- Requirement -
Find the number of lines containing the string "title" in the data. Answer with the number by itself.

+++++

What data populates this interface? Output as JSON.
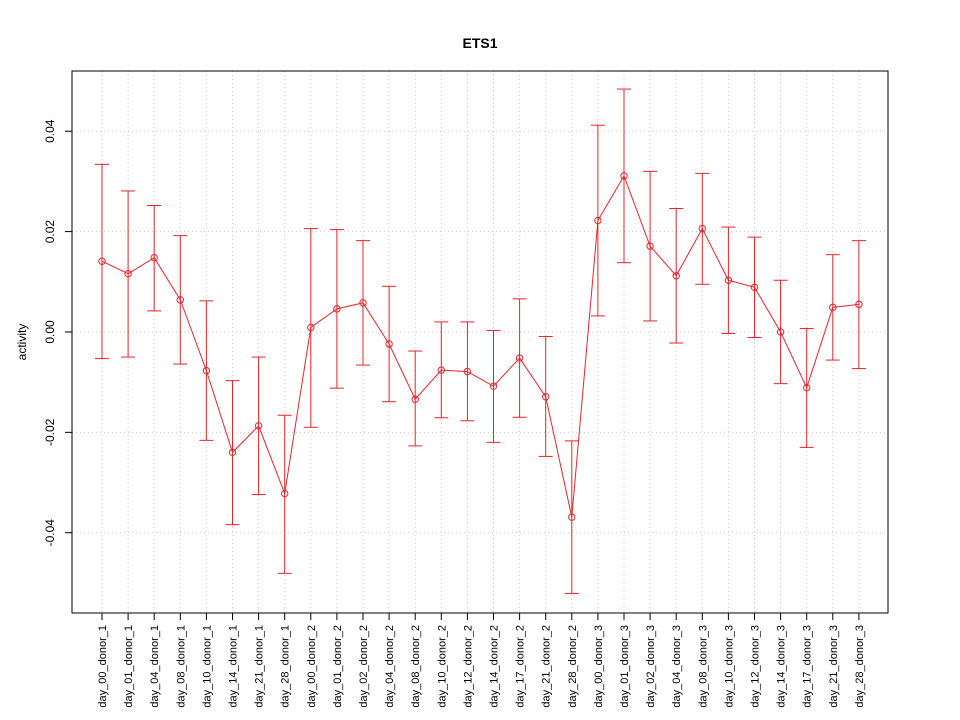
{
  "chart_data": {
    "type": "line",
    "title": "ETS1",
    "xlabel": "",
    "ylabel": "activity",
    "ylim": [
      -0.056,
      0.052
    ],
    "yticks": [
      -0.04,
      -0.02,
      0.0,
      0.02,
      0.04
    ],
    "ytick_labels": [
      "-0.04",
      "-0.02",
      "0.00",
      "0.02",
      "0.04"
    ],
    "grid": true,
    "color": "#e8242b",
    "categories": [
      "day_00_donor_1",
      "day_01_donor_1",
      "day_04_donor_1",
      "day_08_donor_1",
      "day_10_donor_1",
      "day_14_donor_1",
      "day_21_donor_1",
      "day_28_donor_1",
      "day_00_donor_2",
      "day_01_donor_2",
      "day_02_donor_2",
      "day_04_donor_2",
      "day_08_donor_2",
      "day_10_donor_2",
      "day_12_donor_2",
      "day_14_donor_2",
      "day_17_donor_2",
      "day_21_donor_2",
      "day_28_donor_2",
      "day_00_donor_3",
      "day_01_donor_3",
      "day_02_donor_3",
      "day_04_donor_3",
      "day_08_donor_3",
      "day_10_donor_3",
      "day_12_donor_3",
      "day_14_donor_3",
      "day_17_donor_3",
      "day_21_donor_3",
      "day_28_donor_3"
    ],
    "values": [
      0.0141,
      0.0116,
      0.0148,
      0.0064,
      -0.0077,
      -0.024,
      -0.0187,
      -0.0322,
      0.0009,
      0.0046,
      0.0058,
      -0.0024,
      -0.0134,
      -0.0076,
      -0.0079,
      -0.0108,
      -0.0052,
      -0.0129,
      -0.0369,
      0.0222,
      0.0311,
      0.0171,
      0.0112,
      0.0206,
      0.0103,
      0.0089,
      0.0,
      -0.0111,
      0.0049,
      0.0055
    ],
    "upper": [
      0.0334,
      0.0281,
      0.0252,
      0.0192,
      0.0062,
      -0.0097,
      -0.005,
      -0.0166,
      0.0206,
      0.0204,
      0.0182,
      0.0091,
      -0.0038,
      0.002,
      0.002,
      0.0003,
      0.0066,
      -0.0009,
      -0.0217,
      0.0412,
      0.0484,
      0.032,
      0.0246,
      0.0316,
      0.0209,
      0.0189,
      0.0103,
      0.0007,
      0.0154,
      0.0182
    ],
    "lower": [
      -0.0053,
      -0.005,
      0.0042,
      -0.0064,
      -0.0216,
      -0.0384,
      -0.0324,
      -0.0481,
      -0.019,
      -0.0112,
      -0.0066,
      -0.0139,
      -0.0227,
      -0.0171,
      -0.0177,
      -0.022,
      -0.017,
      -0.0248,
      -0.0521,
      0.0032,
      0.0138,
      0.0022,
      -0.0022,
      0.0095,
      -0.0003,
      -0.0011,
      -0.0103,
      -0.023,
      -0.0056,
      -0.0073
    ]
  }
}
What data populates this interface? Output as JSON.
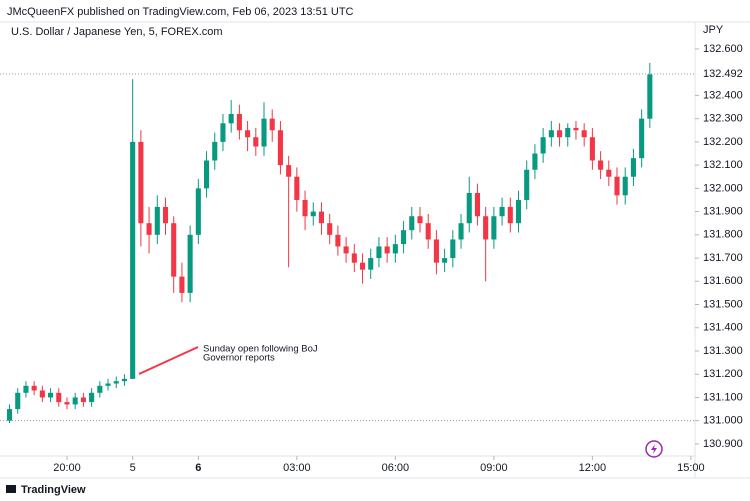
{
  "header": "JMcQueenFX published on TradingView.com, Feb 06, 2023 13:51 UTC",
  "footer": "TradingView",
  "chart_data": {
    "type": "candlestick",
    "title": "U.S. Dollar / Japanese Yen, 5, FOREX.com",
    "y_axis_label": "JPY",
    "up_color": "#089981",
    "down_color": "#f23645",
    "xlim": [
      -1.16,
      83.5
    ],
    "ylim": [
      130.848,
      132.716
    ],
    "xticks": [
      {
        "value": 7,
        "label": "20:00"
      },
      {
        "value": 15,
        "label": "5"
      },
      {
        "value": 23,
        "label": "6"
      },
      {
        "value": 35,
        "label": "03:00"
      },
      {
        "value": 47,
        "label": "06:00"
      },
      {
        "value": 59,
        "label": "09:00"
      },
      {
        "value": 71,
        "label": "12:00"
      },
      {
        "value": 83,
        "label": "15:00"
      }
    ],
    "yticks": [
      {
        "value": 130.9,
        "label": "130.900"
      },
      {
        "value": 131,
        "label": "131.000"
      },
      {
        "value": 131.1,
        "label": "131.100"
      },
      {
        "value": 131.2,
        "label": "131.200"
      },
      {
        "value": 131.3,
        "label": "131.300"
      },
      {
        "value": 131.4,
        "label": "131.400"
      },
      {
        "value": 131.5,
        "label": "131.500"
      },
      {
        "value": 131.6,
        "label": "131.600"
      },
      {
        "value": 131.7,
        "label": "131.700"
      },
      {
        "value": 131.8,
        "label": "131.800"
      },
      {
        "value": 131.9,
        "label": "131.900"
      },
      {
        "value": 132,
        "label": "132.000"
      },
      {
        "value": 132.1,
        "label": "132.100"
      },
      {
        "value": 132.2,
        "label": "132.200"
      },
      {
        "value": 132.3,
        "label": "132.300"
      },
      {
        "value": 132.4,
        "label": "132.400"
      },
      {
        "value": 132.6,
        "label": "132.600"
      }
    ],
    "last_price": 132.492,
    "level_line": 131.0,
    "annotation": [
      "Sunday open following BoJ",
      "Governor reports"
    ],
    "annotation_color": "#f23645",
    "open": [
      131.0,
      131.05,
      131.12,
      131.15,
      131.13,
      131.1,
      131.12,
      131.08,
      131.07,
      131.1,
      131.08,
      131.12,
      131.15,
      131.16,
      131.17,
      131.18,
      132.2,
      131.85,
      131.8,
      131.92,
      131.85,
      131.62,
      131.55,
      131.8,
      132.0,
      132.12,
      132.2,
      132.28,
      132.32,
      132.25,
      132.22,
      132.18,
      132.3,
      132.25,
      132.1,
      132.05,
      131.95,
      131.88,
      131.9,
      131.85,
      131.8,
      131.75,
      131.72,
      131.68,
      131.65,
      131.7,
      131.75,
      131.72,
      131.76,
      131.82,
      131.88,
      131.85,
      131.78,
      131.68,
      131.7,
      131.78,
      131.85,
      131.98,
      131.88,
      131.78,
      131.88,
      131.92,
      131.85,
      131.95,
      132.08,
      132.15,
      132.22,
      132.25,
      132.22,
      132.26,
      132.25,
      132.22,
      132.12,
      132.08,
      132.05,
      131.97,
      132.05,
      132.13,
      132.3
    ],
    "high": [
      131.07,
      131.14,
      131.17,
      131.17,
      131.15,
      131.14,
      131.14,
      131.1,
      131.12,
      131.12,
      131.14,
      131.17,
      131.18,
      131.19,
      131.2,
      132.47,
      132.25,
      131.92,
      131.97,
      131.96,
      131.88,
      131.68,
      131.84,
      132.04,
      132.16,
      132.24,
      132.32,
      132.38,
      132.36,
      132.29,
      132.26,
      132.37,
      132.34,
      132.29,
      132.14,
      132.09,
      131.99,
      131.94,
      131.94,
      131.89,
      131.84,
      131.79,
      131.76,
      131.72,
      131.74,
      131.79,
      131.79,
      131.8,
      131.86,
      131.92,
      131.92,
      131.89,
      131.82,
      131.74,
      131.82,
      131.89,
      132.05,
      132.02,
      131.92,
      131.92,
      131.96,
      131.96,
      131.99,
      132.12,
      132.19,
      132.26,
      132.29,
      132.28,
      132.28,
      132.29,
      132.28,
      132.26,
      132.16,
      132.12,
      132.09,
      132.09,
      132.17,
      132.34,
      132.54
    ],
    "low": [
      130.99,
      131.03,
      131.1,
      131.11,
      131.08,
      131.08,
      131.06,
      131.05,
      131.05,
      131.06,
      131.06,
      131.1,
      131.13,
      131.14,
      131.15,
      131.18,
      131.75,
      131.72,
      131.76,
      131.8,
      131.55,
      131.51,
      131.51,
      131.76,
      131.96,
      132.08,
      132.16,
      132.24,
      132.21,
      132.16,
      132.14,
      132.14,
      132.2,
      132.06,
      131.66,
      131.9,
      131.82,
      131.84,
      131.8,
      131.76,
      131.71,
      131.68,
      131.64,
      131.59,
      131.61,
      131.66,
      131.68,
      131.68,
      131.72,
      131.78,
      131.81,
      131.74,
      131.63,
      131.64,
      131.66,
      131.74,
      131.81,
      131.84,
      131.6,
      131.74,
      131.84,
      131.81,
      131.81,
      131.91,
      132.04,
      132.11,
      132.18,
      132.18,
      132.18,
      132.21,
      132.18,
      132.08,
      132.04,
      132.01,
      131.93,
      131.93,
      132.01,
      132.09,
      132.26
    ],
    "close": [
      131.05,
      131.12,
      131.15,
      131.13,
      131.1,
      131.12,
      131.08,
      131.07,
      131.1,
      131.08,
      131.12,
      131.15,
      131.16,
      131.17,
      131.18,
      132.2,
      131.85,
      131.8,
      131.92,
      131.85,
      131.62,
      131.55,
      131.8,
      132.0,
      132.12,
      132.2,
      132.28,
      132.32,
      132.25,
      132.22,
      132.18,
      132.3,
      132.25,
      132.1,
      132.05,
      131.95,
      131.88,
      131.9,
      131.85,
      131.8,
      131.75,
      131.72,
      131.68,
      131.65,
      131.7,
      131.75,
      131.72,
      131.76,
      131.82,
      131.88,
      131.85,
      131.78,
      131.68,
      131.7,
      131.78,
      131.85,
      131.98,
      131.88,
      131.78,
      131.88,
      131.92,
      131.85,
      131.95,
      132.08,
      132.15,
      132.22,
      132.25,
      132.22,
      132.26,
      132.25,
      132.22,
      132.12,
      132.08,
      132.05,
      131.97,
      132.05,
      132.13,
      132.3,
      132.49
    ]
  }
}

+++++

- Reply -
2